> **Problem to work on**: Check each line of the entries below for the string "music"; copy every line where it appears.
=== Available records ===
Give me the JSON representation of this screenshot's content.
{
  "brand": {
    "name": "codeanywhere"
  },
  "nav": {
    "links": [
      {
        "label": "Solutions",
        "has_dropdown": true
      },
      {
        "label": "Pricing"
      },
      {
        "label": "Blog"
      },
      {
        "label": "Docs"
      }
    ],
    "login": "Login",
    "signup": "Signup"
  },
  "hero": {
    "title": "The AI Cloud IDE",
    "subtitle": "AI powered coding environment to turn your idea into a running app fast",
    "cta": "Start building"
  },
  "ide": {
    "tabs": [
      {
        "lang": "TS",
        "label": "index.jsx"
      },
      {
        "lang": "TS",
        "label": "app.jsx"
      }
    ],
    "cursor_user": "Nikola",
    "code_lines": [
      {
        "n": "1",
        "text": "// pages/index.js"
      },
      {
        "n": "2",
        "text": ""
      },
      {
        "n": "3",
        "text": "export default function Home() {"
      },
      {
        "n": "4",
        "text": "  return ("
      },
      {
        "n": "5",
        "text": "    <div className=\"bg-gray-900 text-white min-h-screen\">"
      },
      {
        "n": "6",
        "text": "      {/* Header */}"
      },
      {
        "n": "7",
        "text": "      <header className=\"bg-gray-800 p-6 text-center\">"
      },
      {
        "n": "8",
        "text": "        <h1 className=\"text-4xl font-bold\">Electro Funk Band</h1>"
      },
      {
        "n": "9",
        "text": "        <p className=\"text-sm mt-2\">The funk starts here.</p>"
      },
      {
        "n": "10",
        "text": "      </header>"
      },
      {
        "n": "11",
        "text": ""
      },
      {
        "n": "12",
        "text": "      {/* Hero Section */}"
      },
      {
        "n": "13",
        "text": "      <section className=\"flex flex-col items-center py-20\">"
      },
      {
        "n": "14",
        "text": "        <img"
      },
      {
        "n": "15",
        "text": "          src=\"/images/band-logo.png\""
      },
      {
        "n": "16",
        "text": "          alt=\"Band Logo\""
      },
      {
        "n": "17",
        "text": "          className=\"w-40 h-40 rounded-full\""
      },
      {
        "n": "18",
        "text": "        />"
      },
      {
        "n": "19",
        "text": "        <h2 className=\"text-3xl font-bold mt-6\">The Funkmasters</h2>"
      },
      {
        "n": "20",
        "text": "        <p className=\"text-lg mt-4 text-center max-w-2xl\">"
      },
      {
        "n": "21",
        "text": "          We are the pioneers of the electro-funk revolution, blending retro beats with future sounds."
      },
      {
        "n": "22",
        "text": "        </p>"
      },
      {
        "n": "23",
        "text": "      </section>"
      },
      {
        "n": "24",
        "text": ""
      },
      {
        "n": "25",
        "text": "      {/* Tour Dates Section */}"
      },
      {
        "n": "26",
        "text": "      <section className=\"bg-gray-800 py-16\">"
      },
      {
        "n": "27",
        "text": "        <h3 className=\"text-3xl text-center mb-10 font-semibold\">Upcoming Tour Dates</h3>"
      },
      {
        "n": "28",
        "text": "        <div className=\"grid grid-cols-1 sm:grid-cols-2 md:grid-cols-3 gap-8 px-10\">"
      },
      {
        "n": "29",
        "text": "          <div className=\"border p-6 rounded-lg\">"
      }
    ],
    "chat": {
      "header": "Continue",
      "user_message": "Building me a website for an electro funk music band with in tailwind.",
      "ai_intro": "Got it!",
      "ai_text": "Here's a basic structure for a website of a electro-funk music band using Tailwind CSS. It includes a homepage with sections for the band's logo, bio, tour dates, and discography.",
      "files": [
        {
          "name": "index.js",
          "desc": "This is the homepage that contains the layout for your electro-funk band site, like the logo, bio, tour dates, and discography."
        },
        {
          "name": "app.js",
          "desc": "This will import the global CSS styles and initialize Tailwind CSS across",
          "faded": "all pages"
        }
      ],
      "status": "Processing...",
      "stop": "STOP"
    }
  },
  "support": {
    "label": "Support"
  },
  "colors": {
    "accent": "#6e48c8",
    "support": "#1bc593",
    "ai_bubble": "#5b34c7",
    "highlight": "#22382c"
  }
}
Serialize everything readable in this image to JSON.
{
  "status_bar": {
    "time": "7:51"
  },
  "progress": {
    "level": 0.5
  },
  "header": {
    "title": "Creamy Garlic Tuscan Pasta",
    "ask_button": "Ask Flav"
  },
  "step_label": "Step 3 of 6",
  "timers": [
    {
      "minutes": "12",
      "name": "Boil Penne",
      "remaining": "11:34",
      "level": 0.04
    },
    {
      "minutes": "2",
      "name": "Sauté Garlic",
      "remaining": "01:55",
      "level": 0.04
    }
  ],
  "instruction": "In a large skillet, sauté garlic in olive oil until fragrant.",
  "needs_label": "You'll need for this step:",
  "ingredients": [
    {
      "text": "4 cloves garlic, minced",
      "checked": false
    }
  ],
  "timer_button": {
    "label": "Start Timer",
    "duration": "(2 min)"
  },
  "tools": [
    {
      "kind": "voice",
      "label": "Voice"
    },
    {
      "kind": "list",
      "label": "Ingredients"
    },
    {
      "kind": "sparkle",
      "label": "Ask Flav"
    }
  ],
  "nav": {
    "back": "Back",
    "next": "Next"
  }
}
===
=== Available records ===
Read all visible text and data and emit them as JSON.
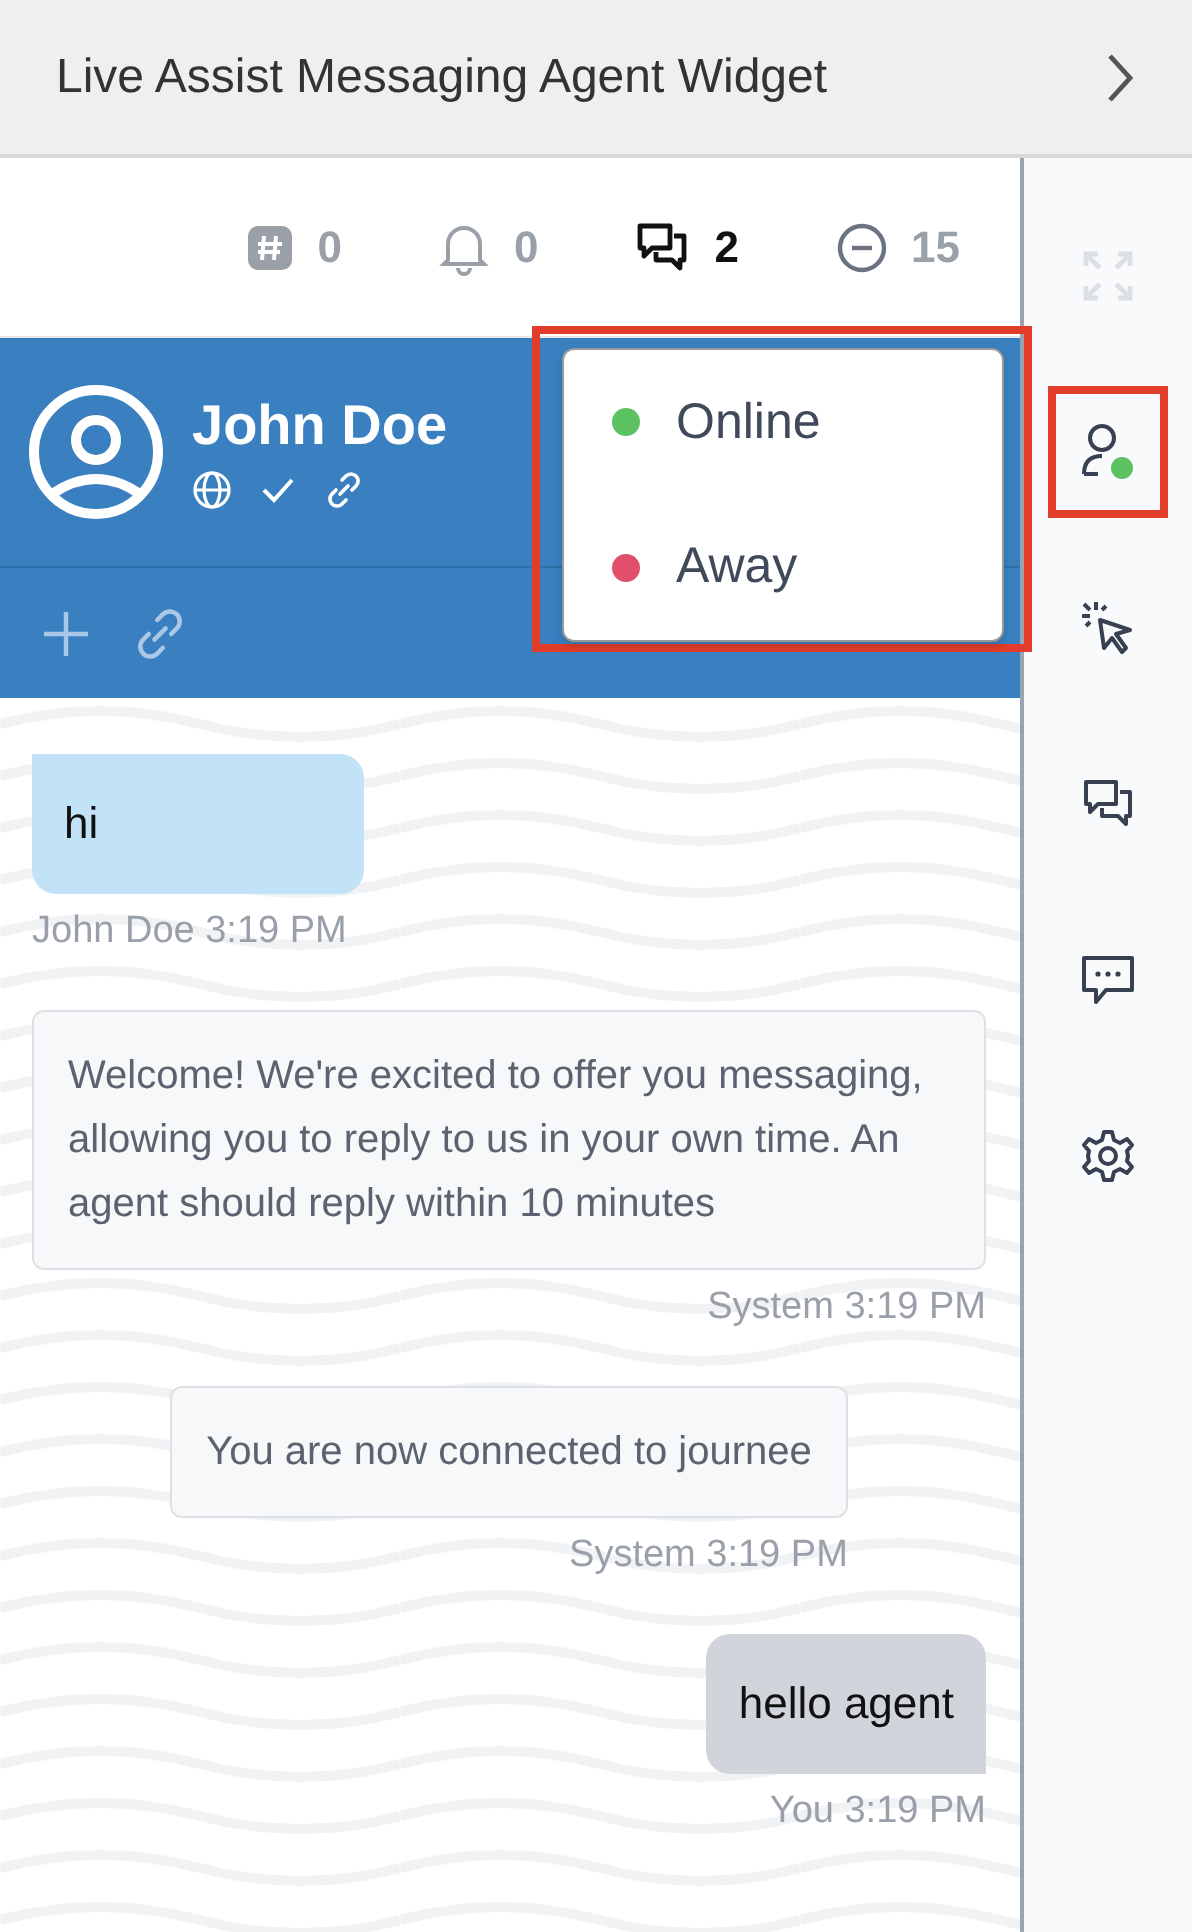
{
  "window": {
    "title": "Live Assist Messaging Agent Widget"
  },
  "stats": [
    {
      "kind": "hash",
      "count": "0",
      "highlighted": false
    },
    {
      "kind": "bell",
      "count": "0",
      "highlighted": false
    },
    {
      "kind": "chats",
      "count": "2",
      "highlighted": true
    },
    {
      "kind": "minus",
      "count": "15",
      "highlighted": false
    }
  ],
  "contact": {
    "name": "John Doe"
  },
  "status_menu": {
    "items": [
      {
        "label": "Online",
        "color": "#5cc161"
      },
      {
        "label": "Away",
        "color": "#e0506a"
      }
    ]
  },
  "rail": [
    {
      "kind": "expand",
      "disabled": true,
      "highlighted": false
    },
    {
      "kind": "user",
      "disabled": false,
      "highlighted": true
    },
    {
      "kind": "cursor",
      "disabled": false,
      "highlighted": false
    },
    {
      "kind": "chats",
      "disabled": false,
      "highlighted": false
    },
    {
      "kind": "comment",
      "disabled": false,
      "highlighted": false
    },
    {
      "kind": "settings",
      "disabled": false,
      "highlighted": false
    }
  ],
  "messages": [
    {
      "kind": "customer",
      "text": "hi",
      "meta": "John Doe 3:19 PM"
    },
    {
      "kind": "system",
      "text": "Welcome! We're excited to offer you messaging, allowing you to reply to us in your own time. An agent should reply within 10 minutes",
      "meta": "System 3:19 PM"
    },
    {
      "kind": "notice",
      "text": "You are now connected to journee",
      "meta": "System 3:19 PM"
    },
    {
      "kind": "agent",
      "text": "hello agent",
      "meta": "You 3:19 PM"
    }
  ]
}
===
> **Answer to this problem**:
      "user_message": "Building me a website for an electro funk music band with in tailwind.",
      "ai_text": "Here's a basic structure for a website of a electro-funk music band using Tailwind CSS. It includes a homepage with sections for the band's logo, bio, tour dates, and discography.",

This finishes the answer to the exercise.